Return each line containing the string "간접목적어이기도".
+++ EXERCISE MATERIALS
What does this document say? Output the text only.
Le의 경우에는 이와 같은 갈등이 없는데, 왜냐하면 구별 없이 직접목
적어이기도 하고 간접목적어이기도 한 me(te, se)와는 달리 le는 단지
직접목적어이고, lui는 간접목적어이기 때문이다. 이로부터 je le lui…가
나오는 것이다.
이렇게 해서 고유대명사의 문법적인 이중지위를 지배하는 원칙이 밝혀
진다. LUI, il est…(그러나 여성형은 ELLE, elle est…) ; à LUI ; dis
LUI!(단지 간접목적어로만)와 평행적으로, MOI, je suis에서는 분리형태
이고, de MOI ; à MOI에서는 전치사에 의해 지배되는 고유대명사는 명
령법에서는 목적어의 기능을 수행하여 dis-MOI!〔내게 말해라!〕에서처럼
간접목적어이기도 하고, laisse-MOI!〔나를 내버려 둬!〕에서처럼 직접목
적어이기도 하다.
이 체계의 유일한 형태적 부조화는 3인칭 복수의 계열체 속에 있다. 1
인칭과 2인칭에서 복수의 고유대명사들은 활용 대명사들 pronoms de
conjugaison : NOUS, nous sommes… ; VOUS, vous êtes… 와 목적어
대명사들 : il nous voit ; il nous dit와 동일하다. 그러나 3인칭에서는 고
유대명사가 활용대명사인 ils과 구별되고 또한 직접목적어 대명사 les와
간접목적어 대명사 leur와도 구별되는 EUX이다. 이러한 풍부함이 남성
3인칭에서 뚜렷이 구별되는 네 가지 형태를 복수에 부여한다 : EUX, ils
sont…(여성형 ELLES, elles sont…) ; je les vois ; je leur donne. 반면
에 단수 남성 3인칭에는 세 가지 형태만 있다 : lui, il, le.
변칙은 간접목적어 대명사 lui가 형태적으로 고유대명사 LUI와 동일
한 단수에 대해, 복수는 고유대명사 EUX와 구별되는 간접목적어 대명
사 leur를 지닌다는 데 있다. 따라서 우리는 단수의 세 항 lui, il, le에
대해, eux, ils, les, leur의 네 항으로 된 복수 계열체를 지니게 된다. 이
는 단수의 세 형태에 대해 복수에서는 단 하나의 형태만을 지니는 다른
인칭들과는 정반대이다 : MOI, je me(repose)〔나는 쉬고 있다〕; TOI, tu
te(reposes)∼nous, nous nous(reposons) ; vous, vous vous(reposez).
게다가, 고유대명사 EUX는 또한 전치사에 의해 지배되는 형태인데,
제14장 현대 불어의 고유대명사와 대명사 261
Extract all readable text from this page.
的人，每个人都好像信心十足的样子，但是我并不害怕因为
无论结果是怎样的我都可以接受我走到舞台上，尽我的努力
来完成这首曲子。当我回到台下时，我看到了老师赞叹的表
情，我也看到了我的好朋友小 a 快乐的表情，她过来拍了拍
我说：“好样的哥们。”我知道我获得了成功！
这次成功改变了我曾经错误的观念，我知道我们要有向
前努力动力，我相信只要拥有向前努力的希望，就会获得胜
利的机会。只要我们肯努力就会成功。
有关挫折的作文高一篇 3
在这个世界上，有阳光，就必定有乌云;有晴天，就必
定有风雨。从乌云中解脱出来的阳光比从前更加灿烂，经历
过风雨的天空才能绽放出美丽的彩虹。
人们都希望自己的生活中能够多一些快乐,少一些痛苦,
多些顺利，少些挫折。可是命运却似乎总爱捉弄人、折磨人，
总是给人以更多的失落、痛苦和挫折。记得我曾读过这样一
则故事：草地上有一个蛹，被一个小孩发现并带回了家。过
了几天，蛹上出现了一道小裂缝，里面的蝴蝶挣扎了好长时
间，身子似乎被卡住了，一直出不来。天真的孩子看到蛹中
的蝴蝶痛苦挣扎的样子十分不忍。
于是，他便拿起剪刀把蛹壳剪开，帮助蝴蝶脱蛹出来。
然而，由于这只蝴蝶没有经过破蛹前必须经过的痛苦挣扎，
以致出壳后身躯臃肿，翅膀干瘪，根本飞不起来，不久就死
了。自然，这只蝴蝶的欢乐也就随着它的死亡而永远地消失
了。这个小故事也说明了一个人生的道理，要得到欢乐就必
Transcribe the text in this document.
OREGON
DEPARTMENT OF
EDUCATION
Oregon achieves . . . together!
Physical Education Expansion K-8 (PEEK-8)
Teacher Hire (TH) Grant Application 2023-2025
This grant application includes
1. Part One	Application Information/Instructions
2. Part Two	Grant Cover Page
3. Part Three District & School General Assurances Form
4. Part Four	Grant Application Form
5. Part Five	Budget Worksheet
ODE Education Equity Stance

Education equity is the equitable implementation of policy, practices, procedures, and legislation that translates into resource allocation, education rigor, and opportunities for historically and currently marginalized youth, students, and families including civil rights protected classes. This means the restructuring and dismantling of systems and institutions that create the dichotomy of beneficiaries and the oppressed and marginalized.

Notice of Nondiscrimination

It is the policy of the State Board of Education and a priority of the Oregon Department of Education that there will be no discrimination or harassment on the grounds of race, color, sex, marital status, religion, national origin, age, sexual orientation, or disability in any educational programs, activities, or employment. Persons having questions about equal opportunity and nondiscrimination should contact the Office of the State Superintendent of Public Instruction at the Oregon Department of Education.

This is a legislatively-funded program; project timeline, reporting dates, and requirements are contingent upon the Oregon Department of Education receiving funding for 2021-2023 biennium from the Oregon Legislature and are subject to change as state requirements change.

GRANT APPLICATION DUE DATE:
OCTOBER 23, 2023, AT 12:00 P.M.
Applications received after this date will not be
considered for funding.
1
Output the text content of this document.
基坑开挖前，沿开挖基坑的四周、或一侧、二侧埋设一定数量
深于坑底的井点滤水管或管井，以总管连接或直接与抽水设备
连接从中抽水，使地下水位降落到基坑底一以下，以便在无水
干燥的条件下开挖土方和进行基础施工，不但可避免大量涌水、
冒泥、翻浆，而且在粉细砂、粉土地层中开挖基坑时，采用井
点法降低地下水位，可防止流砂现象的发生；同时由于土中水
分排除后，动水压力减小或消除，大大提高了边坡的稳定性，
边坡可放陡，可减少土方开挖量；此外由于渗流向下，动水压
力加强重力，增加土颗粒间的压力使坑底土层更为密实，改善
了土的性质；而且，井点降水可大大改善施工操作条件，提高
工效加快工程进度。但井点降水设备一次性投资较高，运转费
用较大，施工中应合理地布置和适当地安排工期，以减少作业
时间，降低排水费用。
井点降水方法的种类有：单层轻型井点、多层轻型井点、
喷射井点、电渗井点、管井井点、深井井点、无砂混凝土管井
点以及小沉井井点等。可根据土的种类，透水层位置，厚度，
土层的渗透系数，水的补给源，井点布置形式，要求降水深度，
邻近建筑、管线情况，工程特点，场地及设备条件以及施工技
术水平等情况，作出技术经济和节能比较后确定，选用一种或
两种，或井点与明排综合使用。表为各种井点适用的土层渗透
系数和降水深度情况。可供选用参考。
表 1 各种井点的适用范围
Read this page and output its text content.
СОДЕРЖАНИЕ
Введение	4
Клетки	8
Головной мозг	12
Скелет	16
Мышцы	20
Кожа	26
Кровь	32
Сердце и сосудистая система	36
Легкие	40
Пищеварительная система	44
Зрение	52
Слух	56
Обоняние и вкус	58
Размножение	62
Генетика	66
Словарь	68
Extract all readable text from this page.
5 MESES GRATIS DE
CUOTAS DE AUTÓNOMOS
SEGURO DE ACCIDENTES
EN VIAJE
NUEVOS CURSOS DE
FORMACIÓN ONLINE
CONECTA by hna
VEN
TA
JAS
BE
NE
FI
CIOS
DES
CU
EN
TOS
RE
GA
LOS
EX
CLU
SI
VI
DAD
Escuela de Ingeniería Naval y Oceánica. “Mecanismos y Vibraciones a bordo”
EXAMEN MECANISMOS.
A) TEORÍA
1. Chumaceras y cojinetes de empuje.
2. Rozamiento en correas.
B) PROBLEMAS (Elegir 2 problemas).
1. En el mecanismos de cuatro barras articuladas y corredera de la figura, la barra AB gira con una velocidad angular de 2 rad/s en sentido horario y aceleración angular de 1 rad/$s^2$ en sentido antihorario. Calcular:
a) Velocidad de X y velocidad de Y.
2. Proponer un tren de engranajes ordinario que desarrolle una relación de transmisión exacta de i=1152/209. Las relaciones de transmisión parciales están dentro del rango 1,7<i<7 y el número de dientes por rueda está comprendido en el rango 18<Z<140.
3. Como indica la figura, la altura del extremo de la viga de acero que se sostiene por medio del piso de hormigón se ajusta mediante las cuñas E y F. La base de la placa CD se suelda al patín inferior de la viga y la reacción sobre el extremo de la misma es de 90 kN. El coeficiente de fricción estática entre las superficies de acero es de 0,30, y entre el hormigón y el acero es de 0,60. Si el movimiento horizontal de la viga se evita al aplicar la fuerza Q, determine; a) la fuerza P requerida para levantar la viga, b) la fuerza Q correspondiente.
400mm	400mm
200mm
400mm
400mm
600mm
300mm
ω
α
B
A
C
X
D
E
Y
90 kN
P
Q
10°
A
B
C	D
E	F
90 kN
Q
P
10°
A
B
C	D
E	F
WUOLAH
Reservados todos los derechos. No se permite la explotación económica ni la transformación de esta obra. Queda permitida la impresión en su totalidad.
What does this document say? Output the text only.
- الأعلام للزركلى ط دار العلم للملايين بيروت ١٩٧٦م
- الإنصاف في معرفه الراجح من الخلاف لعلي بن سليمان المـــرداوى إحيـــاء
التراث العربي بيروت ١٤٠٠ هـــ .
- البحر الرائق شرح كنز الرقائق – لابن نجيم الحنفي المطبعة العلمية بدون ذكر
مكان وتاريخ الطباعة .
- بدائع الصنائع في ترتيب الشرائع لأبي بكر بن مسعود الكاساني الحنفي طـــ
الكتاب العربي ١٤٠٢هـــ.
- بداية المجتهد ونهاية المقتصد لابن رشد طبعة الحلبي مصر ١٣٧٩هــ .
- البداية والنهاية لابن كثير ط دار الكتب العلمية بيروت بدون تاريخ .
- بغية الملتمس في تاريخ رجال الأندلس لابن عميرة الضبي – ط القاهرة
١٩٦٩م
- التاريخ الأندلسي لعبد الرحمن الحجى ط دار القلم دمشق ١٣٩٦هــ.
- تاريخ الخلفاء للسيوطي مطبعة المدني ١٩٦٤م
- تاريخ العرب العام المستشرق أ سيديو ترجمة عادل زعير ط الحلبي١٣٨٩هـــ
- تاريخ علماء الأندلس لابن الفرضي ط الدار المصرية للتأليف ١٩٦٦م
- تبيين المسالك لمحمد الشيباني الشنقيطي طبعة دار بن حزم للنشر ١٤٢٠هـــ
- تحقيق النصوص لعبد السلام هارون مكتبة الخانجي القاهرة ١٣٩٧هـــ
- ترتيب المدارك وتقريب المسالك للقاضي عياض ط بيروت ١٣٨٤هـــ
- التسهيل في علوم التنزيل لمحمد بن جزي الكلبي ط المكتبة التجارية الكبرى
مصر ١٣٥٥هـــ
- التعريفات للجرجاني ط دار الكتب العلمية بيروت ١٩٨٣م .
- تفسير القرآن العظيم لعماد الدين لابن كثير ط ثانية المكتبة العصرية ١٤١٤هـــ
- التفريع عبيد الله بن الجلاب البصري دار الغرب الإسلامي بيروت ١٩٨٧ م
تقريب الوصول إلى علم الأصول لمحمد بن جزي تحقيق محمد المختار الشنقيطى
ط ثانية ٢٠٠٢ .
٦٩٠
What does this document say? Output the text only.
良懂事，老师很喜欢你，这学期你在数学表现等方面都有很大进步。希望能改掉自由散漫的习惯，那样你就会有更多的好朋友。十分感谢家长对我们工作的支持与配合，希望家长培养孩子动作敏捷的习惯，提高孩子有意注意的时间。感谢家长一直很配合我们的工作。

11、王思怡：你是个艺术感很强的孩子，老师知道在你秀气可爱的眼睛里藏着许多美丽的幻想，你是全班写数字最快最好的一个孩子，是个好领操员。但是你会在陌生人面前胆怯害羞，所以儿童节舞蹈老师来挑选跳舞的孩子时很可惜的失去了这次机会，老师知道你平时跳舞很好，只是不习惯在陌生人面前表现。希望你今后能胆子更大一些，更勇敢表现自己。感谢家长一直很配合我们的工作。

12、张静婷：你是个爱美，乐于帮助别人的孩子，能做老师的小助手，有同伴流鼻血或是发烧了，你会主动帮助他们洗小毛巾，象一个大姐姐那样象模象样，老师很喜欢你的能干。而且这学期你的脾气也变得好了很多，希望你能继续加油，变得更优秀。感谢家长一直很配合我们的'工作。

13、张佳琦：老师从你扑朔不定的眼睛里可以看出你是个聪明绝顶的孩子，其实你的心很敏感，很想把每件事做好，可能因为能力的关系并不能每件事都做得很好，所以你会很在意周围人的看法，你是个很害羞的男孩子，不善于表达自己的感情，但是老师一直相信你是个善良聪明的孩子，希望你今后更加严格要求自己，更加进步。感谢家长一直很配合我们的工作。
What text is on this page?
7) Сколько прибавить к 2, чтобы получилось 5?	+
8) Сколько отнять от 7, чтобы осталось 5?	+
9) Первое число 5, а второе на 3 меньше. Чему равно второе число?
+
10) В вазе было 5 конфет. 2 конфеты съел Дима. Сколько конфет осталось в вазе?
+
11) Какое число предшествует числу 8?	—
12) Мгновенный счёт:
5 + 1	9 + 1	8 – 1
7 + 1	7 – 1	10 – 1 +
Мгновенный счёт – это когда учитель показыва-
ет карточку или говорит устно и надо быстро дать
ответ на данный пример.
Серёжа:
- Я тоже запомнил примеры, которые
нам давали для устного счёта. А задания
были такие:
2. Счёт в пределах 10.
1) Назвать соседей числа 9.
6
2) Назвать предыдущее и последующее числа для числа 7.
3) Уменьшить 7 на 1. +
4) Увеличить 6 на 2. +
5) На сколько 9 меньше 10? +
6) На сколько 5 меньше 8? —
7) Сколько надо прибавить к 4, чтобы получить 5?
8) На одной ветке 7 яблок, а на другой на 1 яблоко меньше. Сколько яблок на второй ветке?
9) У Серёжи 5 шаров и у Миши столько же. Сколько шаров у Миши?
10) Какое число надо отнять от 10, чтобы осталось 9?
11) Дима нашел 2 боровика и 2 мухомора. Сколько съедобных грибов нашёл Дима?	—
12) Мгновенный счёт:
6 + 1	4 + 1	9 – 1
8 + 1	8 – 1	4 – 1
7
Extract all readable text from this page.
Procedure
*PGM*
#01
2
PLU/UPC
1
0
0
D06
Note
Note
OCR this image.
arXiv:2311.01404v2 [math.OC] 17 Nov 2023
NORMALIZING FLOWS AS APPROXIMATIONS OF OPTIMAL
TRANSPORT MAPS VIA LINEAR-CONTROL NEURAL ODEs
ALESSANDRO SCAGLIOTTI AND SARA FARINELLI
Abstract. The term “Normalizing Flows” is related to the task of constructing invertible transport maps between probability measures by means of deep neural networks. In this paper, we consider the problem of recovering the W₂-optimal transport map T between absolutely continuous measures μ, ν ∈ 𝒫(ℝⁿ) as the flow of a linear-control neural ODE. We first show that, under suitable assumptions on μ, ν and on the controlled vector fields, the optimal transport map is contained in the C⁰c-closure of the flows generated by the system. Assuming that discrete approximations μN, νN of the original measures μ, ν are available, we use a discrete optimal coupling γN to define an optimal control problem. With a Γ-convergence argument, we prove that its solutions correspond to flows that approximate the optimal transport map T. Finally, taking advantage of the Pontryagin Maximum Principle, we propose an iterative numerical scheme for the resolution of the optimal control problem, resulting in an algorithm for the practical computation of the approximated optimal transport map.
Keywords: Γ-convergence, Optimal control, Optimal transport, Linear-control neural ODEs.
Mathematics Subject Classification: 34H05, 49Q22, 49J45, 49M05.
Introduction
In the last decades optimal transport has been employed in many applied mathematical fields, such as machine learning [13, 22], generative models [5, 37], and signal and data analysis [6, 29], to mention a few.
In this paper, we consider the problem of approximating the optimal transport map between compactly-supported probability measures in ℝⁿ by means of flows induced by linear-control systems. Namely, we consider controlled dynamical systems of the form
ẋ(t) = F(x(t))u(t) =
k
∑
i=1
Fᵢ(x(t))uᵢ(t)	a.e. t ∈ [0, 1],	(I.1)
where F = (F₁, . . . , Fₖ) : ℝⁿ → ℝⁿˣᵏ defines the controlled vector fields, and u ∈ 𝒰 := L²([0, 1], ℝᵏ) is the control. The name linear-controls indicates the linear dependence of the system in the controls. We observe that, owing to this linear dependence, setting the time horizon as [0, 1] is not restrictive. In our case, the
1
++++++
• **RESPONSE BELOW**:
적어이기도 하고 간접목적어이기도 한 me(te, se)와는 달리 le는 단지
간접목적어이기도 하고, laisse-MOI!〔나를 내버려 둬!〕에서처럼 직접목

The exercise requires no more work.